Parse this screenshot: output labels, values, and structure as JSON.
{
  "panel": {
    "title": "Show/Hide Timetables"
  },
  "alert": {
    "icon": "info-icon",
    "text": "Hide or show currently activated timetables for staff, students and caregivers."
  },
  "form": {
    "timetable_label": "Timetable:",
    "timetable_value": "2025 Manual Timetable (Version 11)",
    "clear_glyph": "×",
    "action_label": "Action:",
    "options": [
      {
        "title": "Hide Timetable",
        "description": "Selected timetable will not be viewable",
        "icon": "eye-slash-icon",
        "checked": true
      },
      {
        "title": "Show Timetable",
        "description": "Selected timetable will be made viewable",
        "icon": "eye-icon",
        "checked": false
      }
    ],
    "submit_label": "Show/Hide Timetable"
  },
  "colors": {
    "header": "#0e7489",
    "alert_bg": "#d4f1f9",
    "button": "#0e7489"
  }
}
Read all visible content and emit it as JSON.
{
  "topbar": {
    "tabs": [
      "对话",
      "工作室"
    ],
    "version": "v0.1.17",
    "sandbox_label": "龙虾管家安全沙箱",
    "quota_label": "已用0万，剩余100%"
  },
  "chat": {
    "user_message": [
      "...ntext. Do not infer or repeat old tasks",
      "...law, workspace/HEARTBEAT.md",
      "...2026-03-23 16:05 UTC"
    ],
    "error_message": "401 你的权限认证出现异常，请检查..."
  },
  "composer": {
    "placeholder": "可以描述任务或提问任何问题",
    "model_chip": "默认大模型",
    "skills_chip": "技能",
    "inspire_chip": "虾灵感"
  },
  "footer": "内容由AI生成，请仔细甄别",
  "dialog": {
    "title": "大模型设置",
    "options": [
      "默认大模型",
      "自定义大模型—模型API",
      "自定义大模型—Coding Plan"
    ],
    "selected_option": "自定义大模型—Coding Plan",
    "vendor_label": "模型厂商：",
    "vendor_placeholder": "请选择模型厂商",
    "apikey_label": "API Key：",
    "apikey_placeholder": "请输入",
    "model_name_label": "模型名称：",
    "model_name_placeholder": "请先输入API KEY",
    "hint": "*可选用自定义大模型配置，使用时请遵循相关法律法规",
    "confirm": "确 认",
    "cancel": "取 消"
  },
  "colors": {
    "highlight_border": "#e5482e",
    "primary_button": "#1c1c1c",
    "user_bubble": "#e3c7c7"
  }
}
━━━━━━
Task: Reproduce the entries above in full, verbatim.

Answer to the task:
Parse this screenshot: output labels, values, and structure as JSON.
{
  "panel": {
    "title": "Show/Hide Timetables"
  },
  "alert": {
    "icon": "info-icon",
    "text": "Hide or show currently activated timetables for staff, students and caregivers."
  },
  "form": {
    "timetable_label": "Timetable:",
    "timetable_value": "2025 Manual Timetable (Version 11)",
    "clear_glyph": "×",
    "action_label": "Action:",
    "options": [
      {
        "title": "Hide Timetable",
        "description": "Selected timetable will not be viewable",
        "icon": "eye-slash-icon",
        "checked": true
      },
      {
        "title": "Show Timetable",
        "description": "Selected timetable will be made viewable",
        "icon": "eye-icon",
        "checked": false
      }
    ],
    "submit_label": "Show/Hide Timetable"
  },
  "colors": {
    "header": "#0e7489",
    "alert_bg": "#d4f1f9",
    "button": "#0e7489"
  }
}
Read all visible content and emit it as JSON.
{
  "topbar": {
    "tabs": [
      "对话",
      "工作室"
    ],
    "version": "v0.1.17",
    "sandbox_label": "龙虾管家安全沙箱",
    "quota_label": "已用0万，剩余100%"
  },
  "chat": {
    "user_message": [
      "...ntext. Do not infer or repeat old tasks",
      "...law, workspace/HEARTBEAT.md",
      "...2026-03-23 16:05 UTC"
    ],
    "error_message": "401 你的权限认证出现异常，请检查..."
  },
  "composer": {
    "placeholder": "可以描述任务或提问任何问题",
    "model_chip": "默认大模型",
    "skills_chip": "技能",
    "inspire_chip": "虾灵感"
  },
  "footer": "内容由AI生成，请仔细甄别",
  "dialog": {
    "title": "大模型设置",
    "options": [
      "默认大模型",
      "自定义大模型—模型API",
      "自定义大模型—Coding Plan"
    ],
    "selected_option": "自定义大模型—Coding Plan",
    "vendor_label": "模型厂商：",
    "vendor_placeholder": "请选择模型厂商",
    "apikey_label": "API Key：",
    "apikey_placeholder": "请输入",
    "model_name_label": "模型名称：",
    "model_name_placeholder": "请先输入API KEY",
    "hint": "*可选用自定义大模型配置，使用时请遵循相关法律法规",
    "confirm": "确 认",
    "cancel": "取 消"
  },
  "colors": {
    "highlight_border": "#e5482e",
    "primary_button": "#1c1c1c",
    "user_bubble": "#e3c7c7"
  }
}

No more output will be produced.